Recorded data:
━━━━

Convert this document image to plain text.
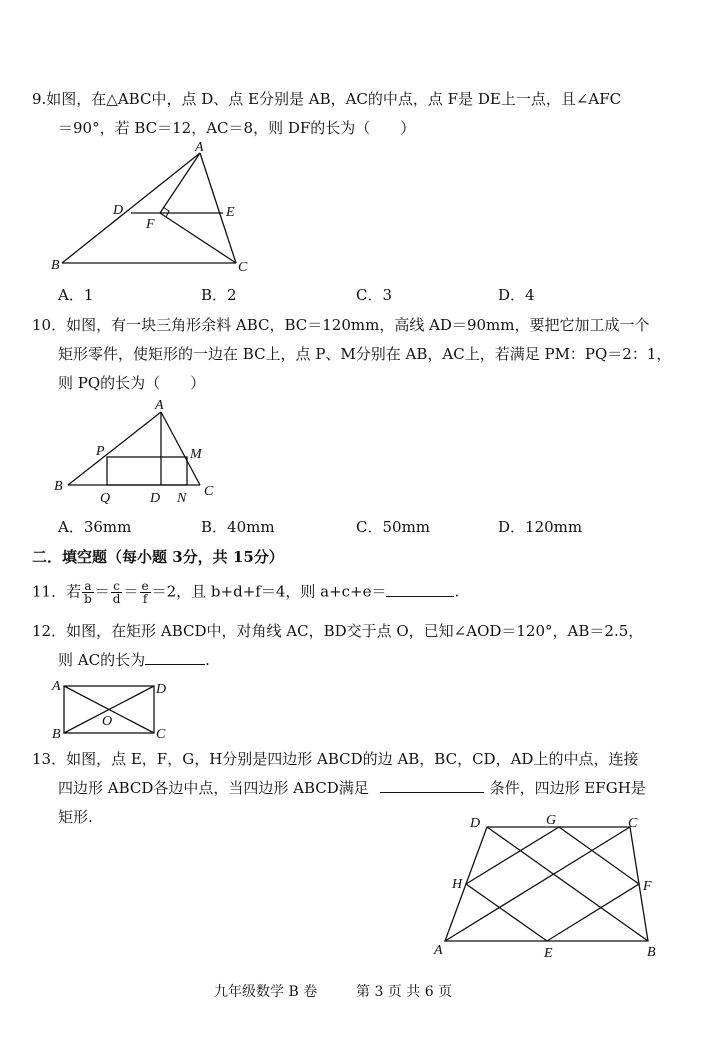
9.如图，在△ABC中，点 D、点 E分别是 AB，AC的中点，点 F是 DE上一点，且∠AFC
＝90°，若 BC＝12，AC＝8，则 DF的长为（　　）
A
D	E
F
B	C
A．1	B．2	C．3	D．4
10．如图，有一块三角形余料 ABC，BC＝120mm，高线 AD＝90mm，要把它加工成一个
矩形零件，使矩形的一边在 BC上，点 P、M分别在 AB，AC上，若满足 PM：PQ＝2：1，
则 PQ的长为（　　）
A
P	M
B
Q	D N C
A．36mm	B．40mm	C．50mm	D．120mm
二．填空题（每小题 3分，共 15分）
11．若 $\frac{a}{b} = \frac{c}{d} = \frac{e}{f} =2$，且 b+d+f＝4，则 a+c+e＝	.
12．如图，在矩形 ABCD中，对角线 AC，BD交于点 O，已知∠AOD＝120°，AB＝2.5，
则 AC的长为	.
A	D
O
B	C
13．如图，点 E，F，G，H分别是四边形 ABCD的边 AB，BC，CD，AD上的中点，连接
四边形 ABCD各边中点，当四边形 ABCD满足	条件，四边形 EFGH是
矩形.	D	G	C
H	F
A	E	B
九年级数学 B 卷	第 3 页 共 6 页
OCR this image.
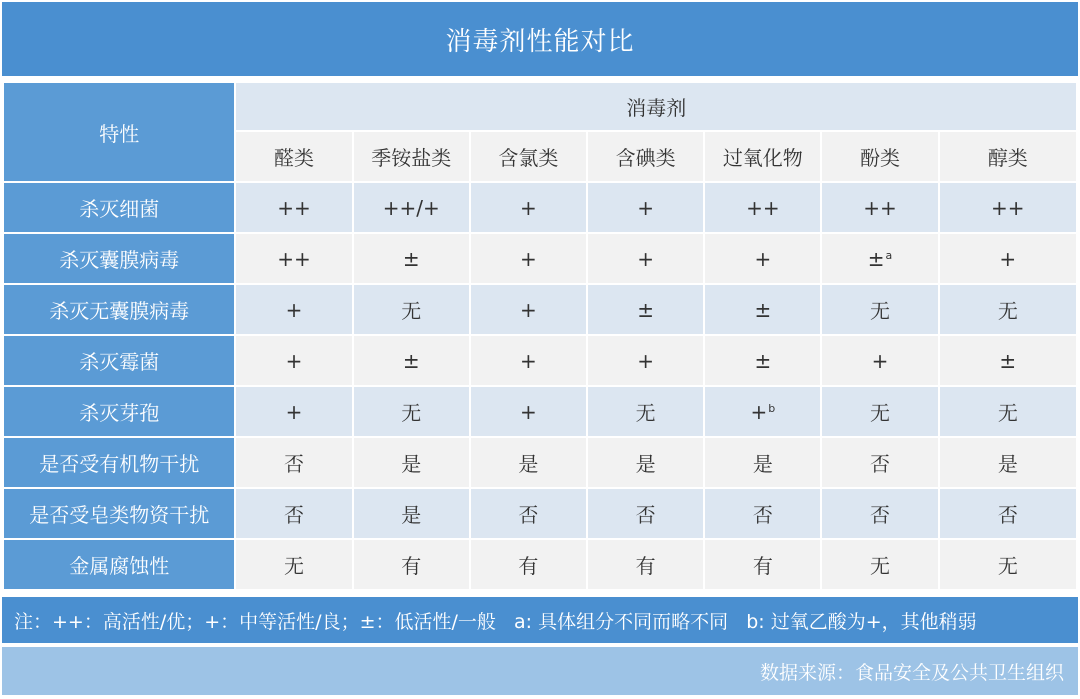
消毒剂性能对比
特性	消毒剂						
	醛类	季铵盐类	含氯类	含碘类	过氧化物	酚类	醇类
杀灭细菌	++	++/+	+	+	++	++	++
杀灭囊膜病毒	++	±	+	+	+	±$^a$	+
杀灭无囊膜病毒	+	无	+	±	±	无	无
杀灭霉菌	+	±	+	+	±	+	±
杀灭芽孢	+	无	+	无	+$^b$	无	无
是否受有机物干扰	否	是	是	是	是	否	是
是否受皂类物资干扰	否	是	否	否	否	否	否
金属腐蚀性	无	有	有	有	有	无	无
注：++：高活性/优；+：中等活性/良；±：低活性/一般   a: 具体组分不同而略不同   b: 过氧乙酸为+，其他稍弱
数据来源：食品安全及公共卫生组织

━━━━

Given exercise:
All preceding records should be duplicated verbatim, images excepted.

Result:
Convert this document image to plain text.
9.如图，在△ABC中，点 D、点 E分别是 AB，AC的中点，点 F是 DE上一点，且∠AFC
＝90°，若 BC＝12，AC＝8，则 DF的长为（　　）
A
D	E
F
B	C
A．1	B．2	C．3	D．4
10．如图，有一块三角形余料 ABC，BC＝120mm，高线 AD＝90mm，要把它加工成一个
矩形零件，使矩形的一边在 BC上，点 P、M分别在 AB，AC上，若满足 PM：PQ＝2：1，
则 PQ的长为（　　）
A
P	M
B
Q	D N C
A．36mm	B．40mm	C．50mm	D．120mm
二．填空题（每小题 3分，共 15分）
11．若 $\frac{a}{b} = \frac{c}{d} = \frac{e}{f} =2$，且 b+d+f＝4，则 a+c+e＝	.
12．如图，在矩形 ABCD中，对角线 AC，BD交于点 O，已知∠AOD＝120°，AB＝2.5，
则 AC的长为	.
A	D
O
B	C
13．如图，点 E，F，G，H分别是四边形 ABCD的边 AB，BC，CD，AD上的中点，连接
四边形 ABCD各边中点，当四边形 ABCD满足	条件，四边形 EFGH是
矩形.	D	G	C
H	F
A	E	B
九年级数学 B 卷	第 3 页 共 6 页
OCR this image.
消毒剂性能对比
特性	消毒剂						
	醛类	季铵盐类	含氯类	含碘类	过氧化物	酚类	醇类
杀灭细菌	++	++/+	+	+	++	++	++
杀灭囊膜病毒	++	±	+	+	+	±$^a$	+
杀灭无囊膜病毒	+	无	+	±	±	无	无
杀灭霉菌	+	±	+	+	±	+	±
杀灭芽孢	+	无	+	无	+$^b$	无	无
是否受有机物干扰	否	是	是	是	是	否	是
是否受皂类物资干扰	否	是	否	否	否	否	否
金属腐蚀性	无	有	有	有	有	无	无
注：++：高活性/优；+：中等活性/良；±：低活性/一般   a: 具体组分不同而略不同   b: 过氧乙酸为+，其他稍弱
数据来源：食品安全及公共卫生组织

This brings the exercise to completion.